*EXERCISE PROMPT*
Quote every line below exactly and skip any picture.

•••

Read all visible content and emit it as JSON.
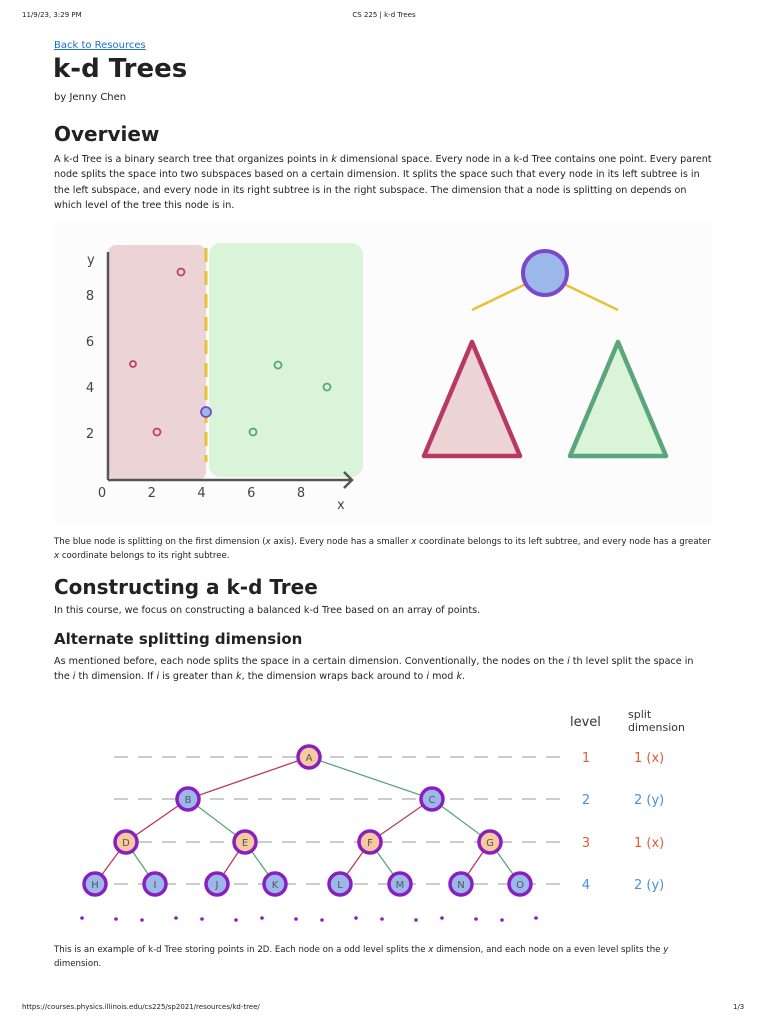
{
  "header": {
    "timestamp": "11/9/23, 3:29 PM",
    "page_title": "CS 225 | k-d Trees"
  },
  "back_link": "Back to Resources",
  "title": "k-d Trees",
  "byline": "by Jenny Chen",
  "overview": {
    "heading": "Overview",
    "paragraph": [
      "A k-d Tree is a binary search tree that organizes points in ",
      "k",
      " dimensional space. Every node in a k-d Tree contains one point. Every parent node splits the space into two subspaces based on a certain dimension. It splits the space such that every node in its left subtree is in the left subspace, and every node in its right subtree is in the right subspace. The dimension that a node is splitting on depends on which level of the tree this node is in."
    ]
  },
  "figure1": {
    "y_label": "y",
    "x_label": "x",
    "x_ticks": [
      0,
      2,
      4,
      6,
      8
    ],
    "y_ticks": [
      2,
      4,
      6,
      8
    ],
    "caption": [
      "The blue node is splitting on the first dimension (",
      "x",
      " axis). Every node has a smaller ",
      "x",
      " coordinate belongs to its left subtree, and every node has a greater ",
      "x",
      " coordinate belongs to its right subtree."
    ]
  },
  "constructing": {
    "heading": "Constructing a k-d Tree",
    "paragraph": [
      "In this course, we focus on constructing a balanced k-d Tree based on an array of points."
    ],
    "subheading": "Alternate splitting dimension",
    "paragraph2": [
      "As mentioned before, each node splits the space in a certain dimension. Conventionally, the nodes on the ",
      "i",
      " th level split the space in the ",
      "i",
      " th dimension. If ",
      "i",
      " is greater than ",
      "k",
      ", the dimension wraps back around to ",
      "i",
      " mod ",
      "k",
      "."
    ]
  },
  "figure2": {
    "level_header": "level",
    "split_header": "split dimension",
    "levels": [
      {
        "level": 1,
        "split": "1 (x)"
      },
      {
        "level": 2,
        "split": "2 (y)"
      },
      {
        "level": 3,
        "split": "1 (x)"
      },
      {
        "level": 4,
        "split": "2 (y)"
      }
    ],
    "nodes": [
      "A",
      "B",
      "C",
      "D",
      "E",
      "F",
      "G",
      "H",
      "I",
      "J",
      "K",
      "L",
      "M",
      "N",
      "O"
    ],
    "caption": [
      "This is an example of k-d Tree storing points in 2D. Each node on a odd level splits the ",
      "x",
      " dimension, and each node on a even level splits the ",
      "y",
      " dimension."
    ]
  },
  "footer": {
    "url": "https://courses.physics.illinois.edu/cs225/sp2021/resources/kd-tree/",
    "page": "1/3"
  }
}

•••

*OUTPUT OF THE TASK*
Read all visible content and emit it as JSON.
{
  "header": {
    "timestamp": "11/9/23, 3:29 PM",
    "page_title": "CS 225 | k-d Trees"
  },
  "back_link": "Back to Resources",
  "title": "k-d Trees",
  "byline": "by Jenny Chen",
  "overview": {
    "heading": "Overview",
    "paragraph": [
      "A k-d Tree is a binary search tree that organizes points in ",
      "k",
      " dimensional space. Every node in a k-d Tree contains one point. Every parent node splits the space into two subspaces based on a certain dimension. It splits the space such that every node in its left subtree is in the left subspace, and every node in its right subtree is in the right subspace. The dimension that a node is splitting on depends on which level of the tree this node is in."
    ]
  },
  "figure1": {
    "y_label": "y",
    "x_label": "x",
    "x_ticks": [
      0,
      2,
      4,
      6,
      8
    ],
    "y_ticks": [
      2,
      4,
      6,
      8
    ],
    "caption": [
      "The blue node is splitting on the first dimension (",
      "x",
      " axis). Every node has a smaller ",
      "x",
      " coordinate belongs to its left subtree, and every node has a greater ",
      "x",
      " coordinate belongs to its right subtree."
    ]
  },
  "constructing": {
    "heading": "Constructing a k-d Tree",
    "paragraph": [
      "In this course, we focus on constructing a balanced k-d Tree based on an array of points."
    ],
    "subheading": "Alternate splitting dimension",
    "paragraph2": [
      "As mentioned before, each node splits the space in a certain dimension. Conventionally, the nodes on the ",
      "i",
      " th level split the space in the ",
      "i",
      " th dimension. If ",
      "i",
      " is greater than ",
      "k",
      ", the dimension wraps back around to ",
      "i",
      " mod ",
      "k",
      "."
    ]
  },
  "figure2": {
    "level_header": "level",
    "split_header": "split dimension",
    "levels": [
      {
        "level": 1,
        "split": "1 (x)"
      },
      {
        "level": 2,
        "split": "2 (y)"
      },
      {
        "level": 3,
        "split": "1 (x)"
      },
      {
        "level": 4,
        "split": "2 (y)"
      }
    ],
    "nodes": [
      "A",
      "B",
      "C",
      "D",
      "E",
      "F",
      "G",
      "H",
      "I",
      "J",
      "K",
      "L",
      "M",
      "N",
      "O"
    ],
    "caption": [
      "This is an example of k-d Tree storing points in 2D. Each node on a odd level splits the ",
      "x",
      " dimension, and each node on a even level splits the ",
      "y",
      " dimension."
    ]
  },
  "footer": {
    "url": "https://courses.physics.illinois.edu/cs225/sp2021/resources/kd-tree/",
    "page": "1/3"
  }
}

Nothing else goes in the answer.